■ **Brief**
Retype the lines in these records exactly as they appear.

(Listings of boxed layout items)

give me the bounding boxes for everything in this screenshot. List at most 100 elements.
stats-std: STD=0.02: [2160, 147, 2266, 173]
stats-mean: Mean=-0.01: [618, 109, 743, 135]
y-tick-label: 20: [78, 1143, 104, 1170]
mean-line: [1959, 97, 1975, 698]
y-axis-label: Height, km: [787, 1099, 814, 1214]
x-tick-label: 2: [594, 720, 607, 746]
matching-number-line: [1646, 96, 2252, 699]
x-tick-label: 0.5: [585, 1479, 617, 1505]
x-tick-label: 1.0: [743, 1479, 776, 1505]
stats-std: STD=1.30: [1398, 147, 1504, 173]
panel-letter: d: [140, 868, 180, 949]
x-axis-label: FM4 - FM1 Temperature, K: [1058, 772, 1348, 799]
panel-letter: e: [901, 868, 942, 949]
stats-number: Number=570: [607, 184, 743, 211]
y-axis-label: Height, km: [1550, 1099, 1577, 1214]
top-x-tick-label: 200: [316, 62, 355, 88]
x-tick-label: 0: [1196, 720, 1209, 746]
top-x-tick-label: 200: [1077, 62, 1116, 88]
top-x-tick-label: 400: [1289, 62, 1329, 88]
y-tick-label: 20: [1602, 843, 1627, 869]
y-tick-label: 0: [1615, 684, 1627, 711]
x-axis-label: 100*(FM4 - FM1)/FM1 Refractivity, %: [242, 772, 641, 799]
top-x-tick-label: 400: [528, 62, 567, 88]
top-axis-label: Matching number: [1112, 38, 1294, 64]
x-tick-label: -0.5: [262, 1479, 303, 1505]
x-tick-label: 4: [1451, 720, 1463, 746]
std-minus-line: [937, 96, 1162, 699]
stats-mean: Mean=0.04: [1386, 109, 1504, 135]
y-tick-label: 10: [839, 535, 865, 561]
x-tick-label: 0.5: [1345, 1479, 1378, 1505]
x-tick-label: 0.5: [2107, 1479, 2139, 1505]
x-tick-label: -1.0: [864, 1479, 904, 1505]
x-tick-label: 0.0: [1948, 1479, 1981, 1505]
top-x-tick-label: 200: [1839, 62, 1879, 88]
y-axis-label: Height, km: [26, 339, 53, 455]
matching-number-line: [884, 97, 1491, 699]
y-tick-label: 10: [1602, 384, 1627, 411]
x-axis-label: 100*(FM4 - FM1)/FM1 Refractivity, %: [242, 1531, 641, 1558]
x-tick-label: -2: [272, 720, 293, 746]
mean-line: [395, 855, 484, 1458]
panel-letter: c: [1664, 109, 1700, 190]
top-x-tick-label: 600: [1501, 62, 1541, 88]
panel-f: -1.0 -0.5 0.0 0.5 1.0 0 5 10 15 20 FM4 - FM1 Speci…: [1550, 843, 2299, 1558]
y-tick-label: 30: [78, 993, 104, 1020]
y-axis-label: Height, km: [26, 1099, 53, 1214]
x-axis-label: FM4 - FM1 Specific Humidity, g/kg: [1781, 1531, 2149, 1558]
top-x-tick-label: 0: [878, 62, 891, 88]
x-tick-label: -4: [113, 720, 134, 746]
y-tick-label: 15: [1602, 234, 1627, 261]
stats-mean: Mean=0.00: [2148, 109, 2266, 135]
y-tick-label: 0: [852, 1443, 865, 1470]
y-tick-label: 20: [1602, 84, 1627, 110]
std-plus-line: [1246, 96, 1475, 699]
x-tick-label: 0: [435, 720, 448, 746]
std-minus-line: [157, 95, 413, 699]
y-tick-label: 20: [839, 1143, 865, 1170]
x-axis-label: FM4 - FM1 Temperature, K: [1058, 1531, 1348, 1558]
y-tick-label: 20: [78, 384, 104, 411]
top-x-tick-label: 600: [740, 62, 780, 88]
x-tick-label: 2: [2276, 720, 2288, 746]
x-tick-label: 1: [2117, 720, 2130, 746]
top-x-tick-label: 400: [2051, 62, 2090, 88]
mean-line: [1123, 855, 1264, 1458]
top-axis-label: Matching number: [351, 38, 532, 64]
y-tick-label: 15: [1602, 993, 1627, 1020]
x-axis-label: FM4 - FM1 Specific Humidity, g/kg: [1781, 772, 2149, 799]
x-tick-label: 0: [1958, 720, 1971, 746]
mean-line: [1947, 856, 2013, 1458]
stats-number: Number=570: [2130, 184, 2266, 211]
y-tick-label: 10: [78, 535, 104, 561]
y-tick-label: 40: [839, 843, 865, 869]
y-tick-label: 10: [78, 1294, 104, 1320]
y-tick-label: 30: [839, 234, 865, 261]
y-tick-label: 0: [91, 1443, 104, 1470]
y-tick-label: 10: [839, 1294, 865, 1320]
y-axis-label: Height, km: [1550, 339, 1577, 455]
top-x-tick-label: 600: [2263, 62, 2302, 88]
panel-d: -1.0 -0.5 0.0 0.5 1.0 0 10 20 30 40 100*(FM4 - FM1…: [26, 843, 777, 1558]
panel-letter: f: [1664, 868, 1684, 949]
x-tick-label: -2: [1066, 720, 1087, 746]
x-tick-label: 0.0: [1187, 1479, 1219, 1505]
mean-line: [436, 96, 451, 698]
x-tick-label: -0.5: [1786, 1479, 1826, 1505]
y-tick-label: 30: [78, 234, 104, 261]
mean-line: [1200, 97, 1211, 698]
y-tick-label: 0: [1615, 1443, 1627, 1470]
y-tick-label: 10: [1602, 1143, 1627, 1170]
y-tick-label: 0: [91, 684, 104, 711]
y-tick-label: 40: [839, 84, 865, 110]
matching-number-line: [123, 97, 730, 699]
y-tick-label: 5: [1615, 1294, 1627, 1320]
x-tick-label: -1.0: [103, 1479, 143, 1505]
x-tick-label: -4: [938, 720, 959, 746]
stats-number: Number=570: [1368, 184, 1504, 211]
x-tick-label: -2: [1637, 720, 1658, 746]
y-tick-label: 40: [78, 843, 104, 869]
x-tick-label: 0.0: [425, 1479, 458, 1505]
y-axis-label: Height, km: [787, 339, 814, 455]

■ **Solution below**
give me the bounding boxes for everything in this screenshot. List at most 100 elements.
stats-std: STD=0.02: [2160, 147, 2266, 173]
stats-mean: Mean=-0.01: [618, 109, 743, 135]
y-tick-label: 20: [78, 1143, 104, 1170]
mean-line: [1959, 97, 1975, 698]
y-axis-label: Height, km: [787, 1099, 814, 1214]
x-tick-label: 2: [594, 720, 607, 746]
matching-number-line: [1646, 96, 2252, 699]
x-tick-label: 0.5: [585, 1479, 617, 1505]
x-tick-label: 1.0: [743, 1479, 776, 1505]
stats-std: STD=1.30: [1398, 147, 1504, 173]
panel-letter: d: [140, 868, 180, 949]
x-axis-label: FM4 - FM1 Temperature, K: [1058, 772, 1348, 799]
panel-letter: e: [901, 868, 942, 949]
stats-number: Number=570: [607, 184, 743, 211]
y-axis-label: Height, km: [1550, 1099, 1577, 1214]
top-x-tick-label: 200: [316, 62, 355, 88]
x-tick-label: 0: [1196, 720, 1209, 746]
top-x-tick-label: 200: [1077, 62, 1116, 88]
top-x-tick-label: 400: [1289, 62, 1329, 88]
y-tick-label: 20: [1602, 843, 1627, 869]
y-tick-label: 0: [1615, 684, 1627, 711]
x-axis-label: 100*(FM4 - FM1)/FM1 Refractivity, %: [242, 772, 641, 799]
top-x-tick-label: 400: [528, 62, 567, 88]
top-axis-label: Matching number: [1112, 38, 1294, 64]
x-tick-label: -0.5: [262, 1479, 303, 1505]
x-tick-label: 4: [1451, 720, 1463, 746]
std-minus-line: [937, 96, 1162, 699]
stats-mean: Mean=0.04: [1386, 109, 1504, 135]
y-tick-label: 10: [839, 535, 865, 561]
x-tick-label: 0.5: [1345, 1479, 1378, 1505]
x-tick-label: 0.5: [2107, 1479, 2139, 1505]
x-tick-label: -1.0: [864, 1479, 904, 1505]
x-tick-label: 0.0: [1948, 1479, 1981, 1505]
top-x-tick-label: 200: [1839, 62, 1879, 88]
y-axis-label: Height, km: [26, 339, 53, 455]
matching-number-line: [884, 97, 1491, 699]
y-tick-label: 10: [1602, 384, 1627, 411]
x-axis-label: 100*(FM4 - FM1)/FM1 Refractivity, %: [242, 1531, 641, 1558]
x-tick-label: -2: [272, 720, 293, 746]
mean-line: [395, 855, 484, 1458]
panel-letter: c: [1664, 109, 1700, 190]
top-x-tick-label: 600: [1501, 62, 1541, 88]
panel-f: -1.0 -0.5 0.0 0.5 1.0 0 5 10 15 20 FM4 - FM1 Speci…: [1550, 843, 2299, 1558]
y-tick-label: 30: [78, 993, 104, 1020]
y-axis-label: Height, km: [26, 1099, 53, 1214]
x-axis-label: FM4 - FM1 Specific Humidity, g/kg: [1781, 1531, 2149, 1558]
top-x-tick-label: 0: [878, 62, 891, 88]
x-tick-label: -4: [113, 720, 134, 746]
y-tick-label: 15: [1602, 234, 1627, 261]
stats-mean: Mean=0.00: [2148, 109, 2266, 135]
y-tick-label: 0: [852, 1443, 865, 1470]
y-tick-label: 20: [1602, 84, 1627, 110]
std-plus-line: [1246, 96, 1475, 699]
x-tick-label: 0: [435, 720, 448, 746]
std-minus-line: [157, 95, 413, 699]
y-tick-label: 20: [839, 1143, 865, 1170]
x-axis-label: FM4 - FM1 Temperature, K: [1058, 1531, 1348, 1558]
y-tick-label: 20: [78, 384, 104, 411]
top-x-tick-label: 600: [740, 62, 780, 88]
x-tick-label: 2: [2276, 720, 2288, 746]
x-tick-label: 1: [2117, 720, 2130, 746]
top-x-tick-label: 400: [2051, 62, 2090, 88]
mean-line: [1123, 855, 1264, 1458]
top-axis-label: Matching number: [351, 38, 532, 64]
y-tick-label: 15: [1602, 993, 1627, 1020]
x-axis-label: FM4 - FM1 Specific Humidity, g/kg: [1781, 772, 2149, 799]
x-tick-label: 0: [1958, 720, 1971, 746]
mean-line: [1947, 856, 2013, 1458]
stats-number: Number=570: [2130, 184, 2266, 211]
y-tick-label: 10: [78, 535, 104, 561]
y-tick-label: 40: [839, 843, 865, 869]
y-tick-label: 10: [78, 1294, 104, 1320]
y-tick-label: 30: [839, 234, 865, 261]
y-tick-label: 0: [91, 1443, 104, 1470]
y-tick-label: 10: [839, 1294, 865, 1320]
y-axis-label: Height, km: [1550, 339, 1577, 455]
top-x-tick-label: 600: [2263, 62, 2302, 88]
panel-d: -1.0 -0.5 0.0 0.5 1.0 0 10 20 30 40 100*(FM4 - FM1…: [26, 843, 777, 1558]
panel-letter: f: [1664, 868, 1684, 949]
x-tick-label: -2: [1066, 720, 1087, 746]
x-tick-label: 0.0: [1187, 1479, 1219, 1505]
mean-line: [436, 96, 451, 698]
x-tick-label: -0.5: [1786, 1479, 1826, 1505]
y-tick-label: 30: [78, 234, 104, 261]
mean-line: [1200, 97, 1211, 698]
y-tick-label: 0: [1615, 1443, 1627, 1470]
y-tick-label: 10: [1602, 1143, 1627, 1170]
y-tick-label: 0: [91, 684, 104, 711]
y-tick-label: 40: [839, 84, 865, 110]
matching-number-line: [123, 97, 730, 699]
y-tick-label: 5: [1615, 1294, 1627, 1320]
x-tick-label: -1.0: [103, 1479, 143, 1505]
x-tick-label: -4: [938, 720, 959, 746]
stats-number: Number=570: [1368, 184, 1504, 211]
x-tick-label: -2: [1637, 720, 1658, 746]
y-tick-label: 40: [78, 843, 104, 869]
x-tick-label: 0.0: [425, 1479, 458, 1505]
y-axis-label: Height, km: [787, 339, 814, 455]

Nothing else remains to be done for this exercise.